_Exercise description:_ Set down exactly the lines running from the line with "Convert this screenshot" to the end of the listing below, both ends included.

_Data provided:_
---

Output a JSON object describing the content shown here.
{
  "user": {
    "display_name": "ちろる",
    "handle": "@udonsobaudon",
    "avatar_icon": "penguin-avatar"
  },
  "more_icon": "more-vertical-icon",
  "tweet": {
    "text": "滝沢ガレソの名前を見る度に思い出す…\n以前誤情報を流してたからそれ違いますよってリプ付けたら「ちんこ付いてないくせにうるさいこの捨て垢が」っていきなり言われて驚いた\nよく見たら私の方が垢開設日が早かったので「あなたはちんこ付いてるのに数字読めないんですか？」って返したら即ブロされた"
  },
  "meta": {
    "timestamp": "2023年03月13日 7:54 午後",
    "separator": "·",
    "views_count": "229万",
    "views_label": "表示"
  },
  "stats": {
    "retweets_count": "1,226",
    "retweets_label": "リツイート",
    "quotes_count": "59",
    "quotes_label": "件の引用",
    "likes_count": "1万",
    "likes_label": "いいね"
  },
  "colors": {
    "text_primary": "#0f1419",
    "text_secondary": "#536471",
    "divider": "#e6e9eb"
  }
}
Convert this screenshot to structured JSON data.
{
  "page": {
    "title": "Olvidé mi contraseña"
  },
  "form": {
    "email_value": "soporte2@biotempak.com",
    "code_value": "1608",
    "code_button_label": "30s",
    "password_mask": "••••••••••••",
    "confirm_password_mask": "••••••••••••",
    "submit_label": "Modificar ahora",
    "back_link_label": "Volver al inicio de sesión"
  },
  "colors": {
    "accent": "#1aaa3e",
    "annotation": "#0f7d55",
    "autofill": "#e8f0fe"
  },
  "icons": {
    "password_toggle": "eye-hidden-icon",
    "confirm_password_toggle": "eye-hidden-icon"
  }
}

---

_Answer to the problem:_
Convert this screenshot to structured JSON data.
{
  "page": {
    "title": "Olvidé mi contraseña"
  },
  "form": {
    "email_value": "soporte2@biotempak.com",
    "code_value": "1608",
    "code_button_label": "30s",
    "password_mask": "••••••••••••",
    "confirm_password_mask": "••••••••••••",
    "submit_label": "Modificar ahora",
    "back_link_label": "Volver al inicio de sesión"
  },
  "colors": {
    "accent": "#1aaa3e",
    "annotation": "#0f7d55",
    "autofill": "#e8f0fe"
  },
  "icons": {
    "password_toggle": "eye-hidden-icon",
    "confirm_password_toggle": "eye-hidden-icon"
  }
}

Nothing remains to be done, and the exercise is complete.